WHAT YOU WILL DO: Reproduce the complete listing without any deviation.

-------- DATA SUPPLIED

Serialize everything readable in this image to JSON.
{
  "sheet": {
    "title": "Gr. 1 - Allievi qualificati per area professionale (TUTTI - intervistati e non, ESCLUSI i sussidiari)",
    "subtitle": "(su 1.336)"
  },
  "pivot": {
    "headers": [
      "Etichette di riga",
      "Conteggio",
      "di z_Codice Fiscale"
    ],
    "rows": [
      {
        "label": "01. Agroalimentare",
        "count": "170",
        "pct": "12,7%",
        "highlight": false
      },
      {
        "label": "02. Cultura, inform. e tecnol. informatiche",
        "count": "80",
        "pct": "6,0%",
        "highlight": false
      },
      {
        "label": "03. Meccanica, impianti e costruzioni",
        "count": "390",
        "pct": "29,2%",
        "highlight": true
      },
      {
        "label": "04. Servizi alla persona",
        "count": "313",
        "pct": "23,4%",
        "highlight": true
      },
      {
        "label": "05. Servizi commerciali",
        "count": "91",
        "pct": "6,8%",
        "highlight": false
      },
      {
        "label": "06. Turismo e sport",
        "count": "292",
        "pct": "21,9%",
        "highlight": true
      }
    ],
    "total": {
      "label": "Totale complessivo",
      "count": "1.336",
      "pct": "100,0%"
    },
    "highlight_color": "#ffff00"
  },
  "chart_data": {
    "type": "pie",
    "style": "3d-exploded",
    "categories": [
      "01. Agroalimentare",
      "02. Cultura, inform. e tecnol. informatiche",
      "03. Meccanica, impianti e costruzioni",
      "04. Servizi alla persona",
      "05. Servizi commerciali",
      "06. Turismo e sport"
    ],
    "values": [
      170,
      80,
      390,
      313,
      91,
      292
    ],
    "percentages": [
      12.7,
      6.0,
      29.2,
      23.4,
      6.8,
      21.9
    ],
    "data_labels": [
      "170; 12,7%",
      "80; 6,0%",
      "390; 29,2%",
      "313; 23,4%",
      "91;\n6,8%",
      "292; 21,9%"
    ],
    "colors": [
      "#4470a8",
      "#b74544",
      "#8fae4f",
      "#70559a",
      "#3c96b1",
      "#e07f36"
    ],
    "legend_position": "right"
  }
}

----------------

TASK OUTPUT:
Serialize everything readable in this image to JSON.
{
  "sheet": {
    "title": "Gr. 1 - Allievi qualificati per area professionale (TUTTI - intervistati e non, ESCLUSI i sussidiari)",
    "subtitle": "(su 1.336)"
  },
  "pivot": {
    "headers": [
      "Etichette di riga",
      "Conteggio",
      "di z_Codice Fiscale"
    ],
    "rows": [
      {
        "label": "01. Agroalimentare",
        "count": "170",
        "pct": "12,7%",
        "highlight": false
      },
      {
        "label": "02. Cultura, inform. e tecnol. informatiche",
        "count": "80",
        "pct": "6,0%",
        "highlight": false
      },
      {
        "label": "03. Meccanica, impianti e costruzioni",
        "count": "390",
        "pct": "29,2%",
        "highlight": true
      },
      {
        "label": "04. Servizi alla persona",
        "count": "313",
        "pct": "23,4%",
        "highlight": true
      },
      {
        "label": "05. Servizi commerciali",
        "count": "91",
        "pct": "6,8%",
        "highlight": false
      },
      {
        "label": "06. Turismo e sport",
        "count": "292",
        "pct": "21,9%",
        "highlight": true
      }
    ],
    "total": {
      "label": "Totale complessivo",
      "count": "1.336",
      "pct": "100,0%"
    },
    "highlight_color": "#ffff00"
  },
  "chart_data": {
    "type": "pie",
    "style": "3d-exploded",
    "categories": [
      "01. Agroalimentare",
      "02. Cultura, inform. e tecnol. informatiche",
      "03. Meccanica, impianti e costruzioni",
      "04. Servizi alla persona",
      "05. Servizi commerciali",
      "06. Turismo e sport"
    ],
    "values": [
      170,
      80,
      390,
      313,
      91,
      292
    ],
    "percentages": [
      12.7,
      6.0,
      29.2,
      23.4,
      6.8,
      21.9
    ],
    "data_labels": [
      "170; 12,7%",
      "80; 6,0%",
      "390; 29,2%",
      "313; 23,4%",
      "91;\n6,8%",
      "292; 21,9%"
    ],
    "colors": [
      "#4470a8",
      "#b74544",
      "#8fae4f",
      "#70559a",
      "#3c96b1",
      "#e07f36"
    ],
    "legend_position": "right"
  }
}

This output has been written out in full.